EXERCISE
Copy out the entries below precisely; nothing is to be omitted.
....
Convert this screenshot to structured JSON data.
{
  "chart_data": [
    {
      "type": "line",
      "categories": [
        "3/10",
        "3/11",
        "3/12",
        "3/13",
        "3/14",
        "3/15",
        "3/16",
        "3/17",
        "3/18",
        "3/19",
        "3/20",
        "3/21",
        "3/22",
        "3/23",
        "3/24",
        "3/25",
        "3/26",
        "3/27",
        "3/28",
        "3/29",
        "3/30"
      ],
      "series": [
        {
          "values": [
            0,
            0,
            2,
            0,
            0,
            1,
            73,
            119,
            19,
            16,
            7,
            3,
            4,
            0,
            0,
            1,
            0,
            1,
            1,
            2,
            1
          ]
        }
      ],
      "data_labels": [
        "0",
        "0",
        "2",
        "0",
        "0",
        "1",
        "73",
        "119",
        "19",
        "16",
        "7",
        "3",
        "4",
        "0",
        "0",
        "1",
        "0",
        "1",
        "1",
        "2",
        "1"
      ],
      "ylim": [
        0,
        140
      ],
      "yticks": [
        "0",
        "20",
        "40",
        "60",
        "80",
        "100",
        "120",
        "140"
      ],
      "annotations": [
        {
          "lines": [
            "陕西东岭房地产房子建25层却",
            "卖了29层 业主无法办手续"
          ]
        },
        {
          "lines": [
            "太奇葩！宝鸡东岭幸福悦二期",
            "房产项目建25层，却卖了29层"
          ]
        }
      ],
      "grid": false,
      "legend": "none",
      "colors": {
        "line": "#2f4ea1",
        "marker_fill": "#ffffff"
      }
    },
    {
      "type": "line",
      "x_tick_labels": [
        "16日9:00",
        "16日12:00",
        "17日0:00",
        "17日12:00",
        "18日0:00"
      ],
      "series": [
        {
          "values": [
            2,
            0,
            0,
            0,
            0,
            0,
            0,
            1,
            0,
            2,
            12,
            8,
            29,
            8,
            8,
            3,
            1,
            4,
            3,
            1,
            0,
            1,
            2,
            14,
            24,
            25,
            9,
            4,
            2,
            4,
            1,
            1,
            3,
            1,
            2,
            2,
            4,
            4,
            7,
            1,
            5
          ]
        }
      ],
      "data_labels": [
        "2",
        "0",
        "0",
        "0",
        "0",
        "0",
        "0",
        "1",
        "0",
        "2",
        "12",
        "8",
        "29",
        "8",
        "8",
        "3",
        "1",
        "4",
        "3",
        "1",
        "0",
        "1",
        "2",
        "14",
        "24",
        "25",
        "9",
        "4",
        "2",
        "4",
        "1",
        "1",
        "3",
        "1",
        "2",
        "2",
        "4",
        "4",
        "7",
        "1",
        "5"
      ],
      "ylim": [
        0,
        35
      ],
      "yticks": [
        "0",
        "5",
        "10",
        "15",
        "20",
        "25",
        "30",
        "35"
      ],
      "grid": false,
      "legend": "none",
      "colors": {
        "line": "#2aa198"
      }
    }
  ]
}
....
REPLY
Convert this screenshot to structured JSON data.
{
  "chart_data": [
    {
      "type": "line",
      "categories": [
        "3/10",
        "3/11",
        "3/12",
        "3/13",
        "3/14",
        "3/15",
        "3/16",
        "3/17",
        "3/18",
        "3/19",
        "3/20",
        "3/21",
        "3/22",
        "3/23",
        "3/24",
        "3/25",
        "3/26",
        "3/27",
        "3/28",
        "3/29",
        "3/30"
      ],
      "series": [
        {
          "values": [
            0,
            0,
            2,
            0,
            0,
            1,
            73,
            119,
            19,
            16,
            7,
            3,
            4,
            0,
            0,
            1,
            0,
            1,
            1,
            2,
            1
          ]
        }
      ],
      "data_labels": [
        "0",
        "0",
        "2",
        "0",
        "0",
        "1",
        "73",
        "119",
        "19",
        "16",
        "7",
        "3",
        "4",
        "0",
        "0",
        "1",
        "0",
        "1",
        "1",
        "2",
        "1"
      ],
      "ylim": [
        0,
        140
      ],
      "yticks": [
        "0",
        "20",
        "40",
        "60",
        "80",
        "100",
        "120",
        "140"
      ],
      "annotations": [
        {
          "lines": [
            "陕西东岭房地产房子建25层却",
            "卖了29层 业主无法办手续"
          ]
        },
        {
          "lines": [
            "太奇葩！宝鸡东岭幸福悦二期",
            "房产项目建25层，却卖了29层"
          ]
        }
      ],
      "grid": false,
      "legend": "none",
      "colors": {
        "line": "#2f4ea1",
        "marker_fill": "#ffffff"
      }
    },
    {
      "type": "line",
      "x_tick_labels": [
        "16日9:00",
        "16日12:00",
        "17日0:00",
        "17日12:00",
        "18日0:00"
      ],
      "series": [
        {
          "values": [
            2,
            0,
            0,
            0,
            0,
            0,
            0,
            1,
            0,
            2,
            12,
            8,
            29,
            8,
            8,
            3,
            1,
            4,
            3,
            1,
            0,
            1,
            2,
            14,
            24,
            25,
            9,
            4,
            2,
            4,
            1,
            1,
            3,
            1,
            2,
            2,
            4,
            4,
            7,
            1,
            5
          ]
        }
      ],
      "data_labels": [
        "2",
        "0",
        "0",
        "0",
        "0",
        "0",
        "0",
        "1",
        "0",
        "2",
        "12",
        "8",
        "29",
        "8",
        "8",
        "3",
        "1",
        "4",
        "3",
        "1",
        "0",
        "1",
        "2",
        "14",
        "24",
        "25",
        "9",
        "4",
        "2",
        "4",
        "1",
        "1",
        "3",
        "1",
        "2",
        "2",
        "4",
        "4",
        "7",
        "1",
        "5"
      ],
      "ylim": [
        0,
        35
      ],
      "yticks": [
        "0",
        "5",
        "10",
        "15",
        "20",
        "25",
        "30",
        "35"
      ],
      "grid": false,
      "legend": "none",
      "colors": {
        "line": "#2aa198"
      }
    }
  ]
}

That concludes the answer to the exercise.